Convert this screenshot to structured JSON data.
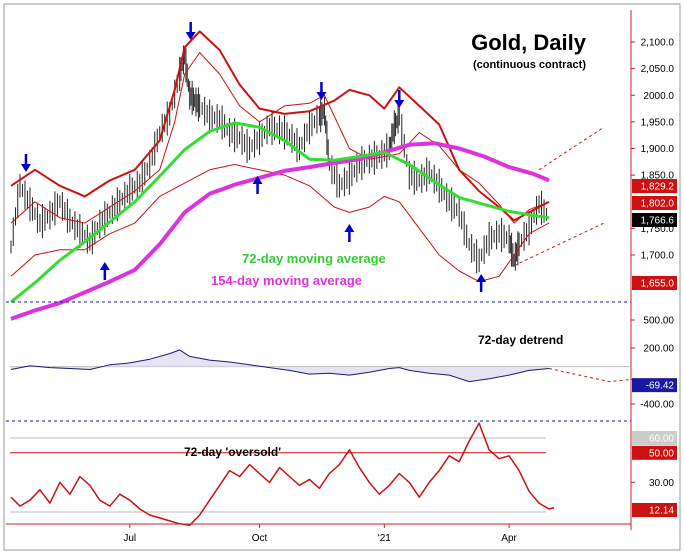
{
  "chart_data": {
    "type": "line",
    "title": "Gold, Daily",
    "subtitle": "(continuous contract)",
    "x_tick_labels": [
      "Jul",
      "Oct",
      "'21",
      "Apr"
    ],
    "colors": {
      "price": "#222222",
      "ma72": "#33dd33",
      "ma154": "#dd33dd",
      "envelope": "#cc1111",
      "arrow": "#0000cc",
      "separator": "#1a1aa0"
    },
    "price_panel": {
      "y_tick_labels": [
        "2,100.0",
        "2,050.0",
        "2000.0",
        "1,950.0",
        "1,900.0",
        "1,850.0",
        "1,750.0",
        "1,700.0"
      ],
      "badges": [
        {
          "value": "1,829.2",
          "bg": "#cc1111",
          "fg": "#ffffff"
        },
        {
          "value": "1,802.0",
          "bg": "#cc1111",
          "fg": "#ffffff"
        },
        {
          "value": "1,766.6",
          "bg": "#000000",
          "fg": "#ffffff"
        },
        {
          "value": "1,655.0",
          "bg": "#cc1111",
          "fg": "#ffffff"
        }
      ],
      "series": [
        {
          "name": "72-day moving average",
          "x": [
            1,
            25,
            50,
            75,
            100,
            125,
            150,
            175,
            200,
            225,
            250,
            275,
            300,
            325,
            350,
            375,
            400,
            425,
            450,
            475,
            500,
            525,
            540
          ],
          "y": [
            1612,
            1648,
            1690,
            1725,
            1762,
            1800,
            1848,
            1898,
            1932,
            1948,
            1940,
            1915,
            1880,
            1878,
            1885,
            1893,
            1870,
            1838,
            1808,
            1795,
            1782,
            1774,
            1770
          ]
        },
        {
          "name": "154-day moving average",
          "x": [
            1,
            25,
            50,
            75,
            100,
            125,
            150,
            175,
            200,
            225,
            250,
            275,
            300,
            325,
            350,
            375,
            400,
            425,
            450,
            475,
            500,
            525,
            540
          ],
          "y": [
            1580,
            1596,
            1610,
            1630,
            1650,
            1672,
            1720,
            1780,
            1815,
            1832,
            1845,
            1858,
            1865,
            1873,
            1880,
            1893,
            1907,
            1910,
            1900,
            1885,
            1865,
            1852,
            1840
          ]
        }
      ],
      "price_bars": {
        "x": [
          1,
          10,
          20,
          30,
          40,
          50,
          60,
          70,
          80,
          90,
          100,
          110,
          120,
          130,
          140,
          150,
          160,
          170,
          175,
          180,
          185,
          190,
          200,
          210,
          220,
          230,
          240,
          250,
          260,
          270,
          280,
          290,
          300,
          310,
          315,
          320,
          330,
          340,
          350,
          360,
          370,
          380,
          385,
          390,
          400,
          410,
          420,
          430,
          440,
          450,
          460,
          470,
          480,
          490,
          500,
          505,
          510,
          520,
          530,
          540
        ],
        "y": [
          1715,
          1830,
          1795,
          1760,
          1775,
          1800,
          1765,
          1745,
          1725,
          1758,
          1780,
          1800,
          1820,
          1835,
          1870,
          1930,
          1965,
          2040,
          2075,
          2000,
          1990,
          1980,
          1960,
          1955,
          1930,
          1920,
          1900,
          1920,
          1940,
          1935,
          1925,
          1900,
          1940,
          1960,
          1970,
          1870,
          1830,
          1845,
          1870,
          1880,
          1885,
          1900,
          1940,
          1960,
          1850,
          1840,
          1855,
          1830,
          1800,
          1780,
          1720,
          1690,
          1730,
          1740,
          1730,
          1690,
          1720,
          1750,
          1795,
          1770
        ]
      },
      "envelope_upper": {
        "x": [
          1,
          25,
          50,
          75,
          100,
          125,
          150,
          165,
          175,
          190,
          210,
          230,
          250,
          275,
          300,
          325,
          340,
          360,
          375,
          390,
          410,
          430,
          450,
          470,
          490,
          505,
          520,
          540
        ],
        "y": [
          1830,
          1860,
          1830,
          1810,
          1840,
          1860,
          1915,
          2010,
          2090,
          2120,
          2085,
          2020,
          1975,
          1965,
          1970,
          1990,
          2010,
          2000,
          1975,
          2015,
          1980,
          1945,
          1860,
          1820,
          1790,
          1765,
          1780,
          1800
        ]
      },
      "envelope_inner": {
        "x": [
          1,
          25,
          50,
          75,
          100,
          125,
          150,
          165,
          175,
          190,
          210,
          230,
          250,
          275,
          300,
          315,
          325,
          340,
          360,
          375,
          390,
          410,
          430,
          450,
          470,
          490,
          505,
          520,
          540
        ],
        "y": [
          1760,
          1800,
          1770,
          1760,
          1790,
          1820,
          1860,
          1950,
          2040,
          2080,
          2040,
          1980,
          1950,
          1980,
          1985,
          2000,
          1960,
          1900,
          1880,
          1885,
          1890,
          1930,
          1905,
          1860,
          1835,
          1795,
          1760,
          1785,
          1800
        ]
      },
      "envelope_lower": {
        "x": [
          1,
          25,
          50,
          75,
          100,
          125,
          150,
          175,
          200,
          225,
          250,
          275,
          300,
          325,
          340,
          360,
          375,
          390,
          410,
          430,
          450,
          470,
          490,
          505,
          520,
          540
        ],
        "y": [
          1660,
          1700,
          1710,
          1710,
          1740,
          1760,
          1810,
          1835,
          1860,
          1870,
          1860,
          1850,
          1830,
          1790,
          1780,
          1790,
          1810,
          1800,
          1750,
          1700,
          1670,
          1650,
          1660,
          1700,
          1740,
          1760
        ]
      },
      "projection_upper": {
        "x": [
          530,
          595
        ],
        "y": [
          1860,
          1940
        ]
      },
      "projection_lower": {
        "x": [
          505,
          595
        ],
        "y": [
          1680,
          1760
        ]
      },
      "arrows_down_x": [
        16,
        181,
        312,
        390
      ],
      "arrows_up_x": [
        95,
        248,
        340,
        472
      ],
      "annotations": [
        "72-day moving average",
        "154-day moving average"
      ]
    },
    "detrend_panel": {
      "label": "72-day detrend",
      "y_tick_labels": [
        "500.00",
        "200.00",
        "-400.00"
      ],
      "badges": [
        {
          "value": "-69.42",
          "bg": "#1a1aa0",
          "fg": "#ffffff"
        }
      ],
      "series": {
        "x": [
          1,
          20,
          40,
          60,
          80,
          100,
          120,
          140,
          160,
          170,
          180,
          190,
          200,
          220,
          240,
          260,
          280,
          300,
          320,
          340,
          360,
          380,
          390,
          400,
          420,
          440,
          460,
          480,
          500,
          520,
          540
        ],
        "y": [
          -30,
          10,
          -10,
          -20,
          -30,
          20,
          40,
          80,
          140,
          180,
          110,
          90,
          70,
          50,
          20,
          -10,
          -40,
          -80,
          -70,
          -90,
          -60,
          -20,
          -10,
          -40,
          -70,
          -90,
          -160,
          -130,
          -90,
          -40,
          -20
        ]
      },
      "projection": {
        "x": [
          540,
          600,
          630
        ],
        "y": [
          -20,
          -160,
          -130
        ]
      }
    },
    "oversold_panel": {
      "label": "72-day 'oversold'",
      "y_tick_labels": [
        "30.00"
      ],
      "badges": [
        {
          "value": "60.00",
          "bg": "#cccccc",
          "fg": "#ffffff"
        },
        {
          "value": "50.00",
          "bg": "#cc1111",
          "fg": "#ffffff"
        },
        {
          "value": "12.14",
          "bg": "#cc1111",
          "fg": "#ffffff"
        }
      ],
      "reference_lines": [
        60,
        50,
        10
      ],
      "series": {
        "x": [
          1,
          10,
          20,
          30,
          40,
          50,
          60,
          70,
          80,
          90,
          100,
          110,
          120,
          130,
          140,
          150,
          160,
          170,
          180,
          190,
          200,
          210,
          220,
          230,
          240,
          250,
          260,
          270,
          280,
          290,
          300,
          310,
          320,
          330,
          340,
          350,
          360,
          370,
          380,
          390,
          400,
          410,
          420,
          430,
          440,
          450,
          460,
          470,
          480,
          490,
          500,
          510,
          520,
          530,
          540,
          545
        ],
        "y": [
          20,
          14,
          18,
          25,
          16,
          30,
          22,
          34,
          28,
          18,
          14,
          22,
          18,
          12,
          8,
          6,
          4,
          2,
          1,
          8,
          18,
          28,
          38,
          34,
          42,
          36,
          30,
          40,
          34,
          28,
          32,
          26,
          36,
          42,
          52,
          40,
          30,
          22,
          28,
          36,
          30,
          20,
          30,
          38,
          48,
          44,
          58,
          70,
          52,
          46,
          48,
          38,
          24,
          16,
          12,
          13
        ]
      }
    }
  }
}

Short exercise: From the records above, copy every line that holds the word "moving".

Task response:
          "name": "72-day moving average",
          "name": "154-day moving average",
        "72-day moving average",
        "154-day moving average"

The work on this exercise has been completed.